(Dataset entries)
◆ ◆ ◆
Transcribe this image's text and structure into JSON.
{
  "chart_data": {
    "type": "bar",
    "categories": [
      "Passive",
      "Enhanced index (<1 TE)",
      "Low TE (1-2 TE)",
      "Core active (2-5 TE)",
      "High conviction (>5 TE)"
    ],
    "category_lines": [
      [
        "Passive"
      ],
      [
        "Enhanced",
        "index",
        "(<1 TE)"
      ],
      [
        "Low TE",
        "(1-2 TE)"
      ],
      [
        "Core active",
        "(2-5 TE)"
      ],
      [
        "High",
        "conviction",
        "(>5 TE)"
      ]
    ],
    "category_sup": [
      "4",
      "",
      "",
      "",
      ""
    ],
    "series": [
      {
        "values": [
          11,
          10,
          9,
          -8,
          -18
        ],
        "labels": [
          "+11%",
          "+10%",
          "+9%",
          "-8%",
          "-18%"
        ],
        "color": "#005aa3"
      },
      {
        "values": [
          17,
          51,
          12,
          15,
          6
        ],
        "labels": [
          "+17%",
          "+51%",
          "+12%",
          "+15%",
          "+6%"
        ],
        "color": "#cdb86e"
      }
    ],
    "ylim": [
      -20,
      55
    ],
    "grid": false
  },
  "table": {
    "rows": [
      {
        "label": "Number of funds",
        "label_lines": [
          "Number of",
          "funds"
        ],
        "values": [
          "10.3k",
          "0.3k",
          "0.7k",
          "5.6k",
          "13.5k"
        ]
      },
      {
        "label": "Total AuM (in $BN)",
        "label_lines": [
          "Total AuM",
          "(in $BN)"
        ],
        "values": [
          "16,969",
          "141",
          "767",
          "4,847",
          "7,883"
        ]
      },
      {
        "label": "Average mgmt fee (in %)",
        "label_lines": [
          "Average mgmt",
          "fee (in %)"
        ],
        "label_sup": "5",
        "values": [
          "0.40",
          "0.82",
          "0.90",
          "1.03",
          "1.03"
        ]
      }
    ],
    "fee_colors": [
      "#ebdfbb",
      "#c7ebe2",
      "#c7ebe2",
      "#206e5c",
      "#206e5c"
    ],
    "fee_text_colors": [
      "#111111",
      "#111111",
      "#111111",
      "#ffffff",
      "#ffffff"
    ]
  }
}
◆ ◆ ◆
■ Work required ■
Repeat the entries shown above, every one, word for word.

■ Task response ■
Transcribe this image's text and structure into JSON.
{
  "chart_data": {
    "type": "bar",
    "categories": [
      "Passive",
      "Enhanced index (<1 TE)",
      "Low TE (1-2 TE)",
      "Core active (2-5 TE)",
      "High conviction (>5 TE)"
    ],
    "category_lines": [
      [
        "Passive"
      ],
      [
        "Enhanced",
        "index",
        "(<1 TE)"
      ],
      [
        "Low TE",
        "(1-2 TE)"
      ],
      [
        "Core active",
        "(2-5 TE)"
      ],
      [
        "High",
        "conviction",
        "(>5 TE)"
      ]
    ],
    "category_sup": [
      "4",
      "",
      "",
      "",
      ""
    ],
    "series": [
      {
        "values": [
          11,
          10,
          9,
          -8,
          -18
        ],
        "labels": [
          "+11%",
          "+10%",
          "+9%",
          "-8%",
          "-18%"
        ],
        "color": "#005aa3"
      },
      {
        "values": [
          17,
          51,
          12,
          15,
          6
        ],
        "labels": [
          "+17%",
          "+51%",
          "+12%",
          "+15%",
          "+6%"
        ],
        "color": "#cdb86e"
      }
    ],
    "ylim": [
      -20,
      55
    ],
    "grid": false
  },
  "table": {
    "rows": [
      {
        "label": "Number of funds",
        "label_lines": [
          "Number of",
          "funds"
        ],
        "values": [
          "10.3k",
          "0.3k",
          "0.7k",
          "5.6k",
          "13.5k"
        ]
      },
      {
        "label": "Total AuM (in $BN)",
        "label_lines": [
          "Total AuM",
          "(in $BN)"
        ],
        "values": [
          "16,969",
          "141",
          "767",
          "4,847",
          "7,883"
        ]
      },
      {
        "label": "Average mgmt fee (in %)",
        "label_lines": [
          "Average mgmt",
          "fee (in %)"
        ],
        "label_sup": "5",
        "values": [
          "0.40",
          "0.82",
          "0.90",
          "1.03",
          "1.03"
        ]
      }
    ],
    "fee_colors": [
      "#ebdfbb",
      "#c7ebe2",
      "#c7ebe2",
      "#206e5c",
      "#206e5c"
    ],
    "fee_text_colors": [
      "#111111",
      "#111111",
      "#111111",
      "#ffffff",
      "#ffffff"
    ]
  }
}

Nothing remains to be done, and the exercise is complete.